**Exercise requirements:** Type out every line below exactly as it reads.

**Provided entries:**

------------------------------------

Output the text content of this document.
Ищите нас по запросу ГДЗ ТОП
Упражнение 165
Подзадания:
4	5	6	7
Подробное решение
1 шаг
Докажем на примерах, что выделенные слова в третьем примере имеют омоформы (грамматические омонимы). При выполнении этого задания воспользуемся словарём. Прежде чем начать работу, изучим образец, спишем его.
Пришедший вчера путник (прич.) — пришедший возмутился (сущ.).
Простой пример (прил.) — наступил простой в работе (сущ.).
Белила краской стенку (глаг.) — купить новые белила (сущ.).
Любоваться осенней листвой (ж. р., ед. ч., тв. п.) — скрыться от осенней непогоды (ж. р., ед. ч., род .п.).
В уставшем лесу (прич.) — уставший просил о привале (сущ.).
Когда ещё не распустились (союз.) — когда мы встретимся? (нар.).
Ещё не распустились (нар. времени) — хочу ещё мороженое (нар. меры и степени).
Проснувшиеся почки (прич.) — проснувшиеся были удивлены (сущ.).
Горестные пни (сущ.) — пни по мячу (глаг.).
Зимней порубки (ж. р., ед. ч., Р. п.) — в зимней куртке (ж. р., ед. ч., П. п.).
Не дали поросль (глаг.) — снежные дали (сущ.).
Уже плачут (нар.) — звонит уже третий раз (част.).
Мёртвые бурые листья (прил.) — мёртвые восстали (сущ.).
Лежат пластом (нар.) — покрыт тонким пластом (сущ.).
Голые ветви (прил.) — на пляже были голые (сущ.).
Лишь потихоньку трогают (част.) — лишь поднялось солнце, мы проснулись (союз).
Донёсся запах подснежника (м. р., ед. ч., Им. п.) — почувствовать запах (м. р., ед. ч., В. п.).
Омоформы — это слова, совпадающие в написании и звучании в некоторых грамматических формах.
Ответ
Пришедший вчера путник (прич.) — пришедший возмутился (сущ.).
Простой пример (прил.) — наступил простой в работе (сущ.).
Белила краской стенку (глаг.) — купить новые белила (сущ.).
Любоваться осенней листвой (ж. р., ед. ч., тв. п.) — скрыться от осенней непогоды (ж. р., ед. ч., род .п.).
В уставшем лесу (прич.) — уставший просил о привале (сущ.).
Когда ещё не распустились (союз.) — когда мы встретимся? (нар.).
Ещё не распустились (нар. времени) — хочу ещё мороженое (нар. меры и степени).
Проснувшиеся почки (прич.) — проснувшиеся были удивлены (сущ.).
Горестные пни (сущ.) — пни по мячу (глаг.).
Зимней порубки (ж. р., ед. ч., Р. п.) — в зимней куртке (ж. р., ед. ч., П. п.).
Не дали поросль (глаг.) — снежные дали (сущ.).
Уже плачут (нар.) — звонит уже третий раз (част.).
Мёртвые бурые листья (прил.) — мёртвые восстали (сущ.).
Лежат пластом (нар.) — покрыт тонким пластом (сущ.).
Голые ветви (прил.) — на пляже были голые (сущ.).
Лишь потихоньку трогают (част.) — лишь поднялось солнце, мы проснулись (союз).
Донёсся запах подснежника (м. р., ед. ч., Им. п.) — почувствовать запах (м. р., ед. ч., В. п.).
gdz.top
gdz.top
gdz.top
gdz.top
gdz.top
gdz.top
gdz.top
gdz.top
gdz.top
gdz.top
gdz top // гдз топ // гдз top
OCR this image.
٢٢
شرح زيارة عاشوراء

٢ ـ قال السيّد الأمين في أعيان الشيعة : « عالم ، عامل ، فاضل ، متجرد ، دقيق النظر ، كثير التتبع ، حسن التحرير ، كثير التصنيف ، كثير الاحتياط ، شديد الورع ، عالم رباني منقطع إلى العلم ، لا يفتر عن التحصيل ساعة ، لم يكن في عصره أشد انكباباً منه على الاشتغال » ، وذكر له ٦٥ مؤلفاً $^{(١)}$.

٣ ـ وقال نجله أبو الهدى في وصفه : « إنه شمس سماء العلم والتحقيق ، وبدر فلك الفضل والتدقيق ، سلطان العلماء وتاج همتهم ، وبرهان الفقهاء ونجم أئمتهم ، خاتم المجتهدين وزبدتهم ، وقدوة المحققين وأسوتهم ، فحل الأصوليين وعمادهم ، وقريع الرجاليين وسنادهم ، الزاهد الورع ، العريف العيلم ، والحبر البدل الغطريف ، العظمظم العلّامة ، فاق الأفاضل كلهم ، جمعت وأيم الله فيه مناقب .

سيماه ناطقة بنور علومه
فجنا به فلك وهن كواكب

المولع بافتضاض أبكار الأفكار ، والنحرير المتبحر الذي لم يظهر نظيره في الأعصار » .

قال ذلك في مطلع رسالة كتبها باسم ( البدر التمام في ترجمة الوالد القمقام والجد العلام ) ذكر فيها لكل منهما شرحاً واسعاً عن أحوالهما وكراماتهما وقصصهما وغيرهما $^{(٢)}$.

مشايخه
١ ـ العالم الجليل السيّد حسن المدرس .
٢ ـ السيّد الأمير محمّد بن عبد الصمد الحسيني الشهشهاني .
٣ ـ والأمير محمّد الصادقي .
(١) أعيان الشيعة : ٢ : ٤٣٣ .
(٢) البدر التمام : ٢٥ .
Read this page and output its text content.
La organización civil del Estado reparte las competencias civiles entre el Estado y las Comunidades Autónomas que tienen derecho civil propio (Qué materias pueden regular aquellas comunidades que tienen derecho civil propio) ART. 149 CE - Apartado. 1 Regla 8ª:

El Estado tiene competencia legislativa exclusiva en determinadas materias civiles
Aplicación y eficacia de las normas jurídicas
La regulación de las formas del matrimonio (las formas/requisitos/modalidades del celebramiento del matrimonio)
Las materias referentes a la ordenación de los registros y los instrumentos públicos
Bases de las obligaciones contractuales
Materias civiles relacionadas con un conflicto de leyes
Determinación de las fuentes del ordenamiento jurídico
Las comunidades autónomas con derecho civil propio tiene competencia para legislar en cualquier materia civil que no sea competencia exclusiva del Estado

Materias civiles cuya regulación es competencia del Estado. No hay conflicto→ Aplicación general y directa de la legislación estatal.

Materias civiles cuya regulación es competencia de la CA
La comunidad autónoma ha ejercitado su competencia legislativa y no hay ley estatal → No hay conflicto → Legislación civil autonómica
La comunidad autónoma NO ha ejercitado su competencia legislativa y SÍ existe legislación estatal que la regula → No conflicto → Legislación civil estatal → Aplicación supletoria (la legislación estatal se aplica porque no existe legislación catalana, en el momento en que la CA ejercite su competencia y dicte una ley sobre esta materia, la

------------------------------------

**Written answer:**
Output the text content of this document.
Ищите нас по запросу ГДЗ ТОП
Упражнение 165
Подзадания:
4	5	6	7
Подробное решение
1 шаг
Докажем на примерах, что выделенные слова в третьем примере имеют омоформы (грамматические омонимы). При выполнении этого задания воспользуемся словарём. Прежде чем начать работу, изучим образец, спишем его.
Пришедший вчера путник (прич.) — пришедший возмутился (сущ.).
Простой пример (прил.) — наступил простой в работе (сущ.).
Белила краской стенку (глаг.) — купить новые белила (сущ.).
Любоваться осенней листвой (ж. р., ед. ч., тв. п.) — скрыться от осенней непогоды (ж. р., ед. ч., род .п.).
В уставшем лесу (прич.) — уставший просил о привале (сущ.).
Когда ещё не распустились (союз.) — когда мы встретимся? (нар.).
Ещё не распустились (нар. времени) — хочу ещё мороженое (нар. меры и степени).
Проснувшиеся почки (прич.) — проснувшиеся были удивлены (сущ.).
Горестные пни (сущ.) — пни по мячу (глаг.).
Зимней порубки (ж. р., ед. ч., Р. п.) — в зимней куртке (ж. р., ед. ч., П. п.).
Не дали поросль (глаг.) — снежные дали (сущ.).
Уже плачут (нар.) — звонит уже третий раз (част.).
Мёртвые бурые листья (прил.) — мёртвые восстали (сущ.).
Лежат пластом (нар.) — покрыт тонким пластом (сущ.).
Голые ветви (прил.) — на пляже были голые (сущ.).
Лишь потихоньку трогают (част.) — лишь поднялось солнце, мы проснулись (союз).
Донёсся запах подснежника (м. р., ед. ч., Им. п.) — почувствовать запах (м. р., ед. ч., В. п.).
Омоформы — это слова, совпадающие в написании и звучании в некоторых грамматических формах.
Ответ
Пришедший вчера путник (прич.) — пришедший возмутился (сущ.).
Простой пример (прил.) — наступил простой в работе (сущ.).
Белила краской стенку (глаг.) — купить новые белила (сущ.).
Любоваться осенней листвой (ж. р., ед. ч., тв. п.) — скрыться от осенней непогоды (ж. р., ед. ч., род .п.).
В уставшем лесу (прич.) — уставший просил о привале (сущ.).
Когда ещё не распустились (союз.) — когда мы встретимся? (нар.).
Ещё не распустились (нар. времени) — хочу ещё мороженое (нар. меры и степени).
Проснувшиеся почки (прич.) — проснувшиеся были удивлены (сущ.).
Горестные пни (сущ.) — пни по мячу (глаг.).
Зимней порубки (ж. р., ед. ч., Р. п.) — в зимней куртке (ж. р., ед. ч., П. п.).
Не дали поросль (глаг.) — снежные дали (сущ.).
Уже плачут (нар.) — звонит уже третий раз (част.).
Мёртвые бурые листья (прил.) — мёртвые восстали (сущ.).
Лежат пластом (нар.) — покрыт тонким пластом (сущ.).
Голые ветви (прил.) — на пляже были голые (сущ.).
Лишь потихоньку трогают (част.) — лишь поднялось солнце, мы проснулись (союз).
Донёсся запах подснежника (м. р., ед. ч., Им. п.) — почувствовать запах (м. р., ед. ч., В. п.).
gdz.top
gdz.top
gdz.top
gdz.top
gdz.top
gdz.top
gdz.top
gdz.top
gdz.top
gdz.top
gdz top // гдз топ // гдз top
OCR this image.
٢٢
شرح زيارة عاشوراء

٢ ـ قال السيّد الأمين في أعيان الشيعة : « عالم ، عامل ، فاضل ، متجرد ، دقيق النظر ، كثير التتبع ، حسن التحرير ، كثير التصنيف ، كثير الاحتياط ، شديد الورع ، عالم رباني منقطع إلى العلم ، لا يفتر عن التحصيل ساعة ، لم يكن في عصره أشد انكباباً منه على الاشتغال » ، وذكر له ٦٥ مؤلفاً $^{(١)}$.

٣ ـ وقال نجله أبو الهدى في وصفه : « إنه شمس سماء العلم والتحقيق ، وبدر فلك الفضل والتدقيق ، سلطان العلماء وتاج همتهم ، وبرهان الفقهاء ونجم أئمتهم ، خاتم المجتهدين وزبدتهم ، وقدوة المحققين وأسوتهم ، فحل الأصوليين وعمادهم ، وقريع الرجاليين وسنادهم ، الزاهد الورع ، العريف العيلم ، والحبر البدل الغطريف ، العظمظم العلّامة ، فاق الأفاضل كلهم ، جمعت وأيم الله فيه مناقب .

سيماه ناطقة بنور علومه
فجنا به فلك وهن كواكب

المولع بافتضاض أبكار الأفكار ، والنحرير المتبحر الذي لم يظهر نظيره في الأعصار » .

قال ذلك في مطلع رسالة كتبها باسم ( البدر التمام في ترجمة الوالد القمقام والجد العلام ) ذكر فيها لكل منهما شرحاً واسعاً عن أحوالهما وكراماتهما وقصصهما وغيرهما $^{(٢)}$.

مشايخه
١ ـ العالم الجليل السيّد حسن المدرس .
٢ ـ السيّد الأمير محمّد بن عبد الصمد الحسيني الشهشهاني .
٣ ـ والأمير محمّد الصادقي .
(١) أعيان الشيعة : ٢ : ٤٣٣ .
(٢) البدر التمام : ٢٥ .
Read this page and output its text content.
La organización civil del Estado reparte las competencias civiles entre el Estado y las Comunidades Autónomas que tienen derecho civil propio (Qué materias pueden regular aquellas comunidades que tienen derecho civil propio) ART. 149 CE - Apartado. 1 Regla 8ª:

El Estado tiene competencia legislativa exclusiva en determinadas materias civiles
Aplicación y eficacia de las normas jurídicas
La regulación de las formas del matrimonio (las formas/requisitos/modalidades del celebramiento del matrimonio)
Las materias referentes a la ordenación de los registros y los instrumentos públicos
Bases de las obligaciones contractuales
Materias civiles relacionadas con un conflicto de leyes
Determinación de las fuentes del ordenamiento jurídico
Las comunidades autónomas con derecho civil propio tiene competencia para legislar en cualquier materia civil que no sea competencia exclusiva del Estado

Materias civiles cuya regulación es competencia del Estado. No hay conflicto→ Aplicación general y directa de la legislación estatal.

Materias civiles cuya regulación es competencia de la CA
La comunidad autónoma ha ejercitado su competencia legislativa y no hay ley estatal → No hay conflicto → Legislación civil autonómica
La comunidad autónoma NO ha ejercitado su competencia legislativa y SÍ existe legislación estatal que la regula → No conflicto → Legislación civil estatal → Aplicación supletoria (la legislación estatal se aplica porque no existe legislación catalana, en el momento en que la CA ejercite su competencia y dicte una ley sobre esta materia, la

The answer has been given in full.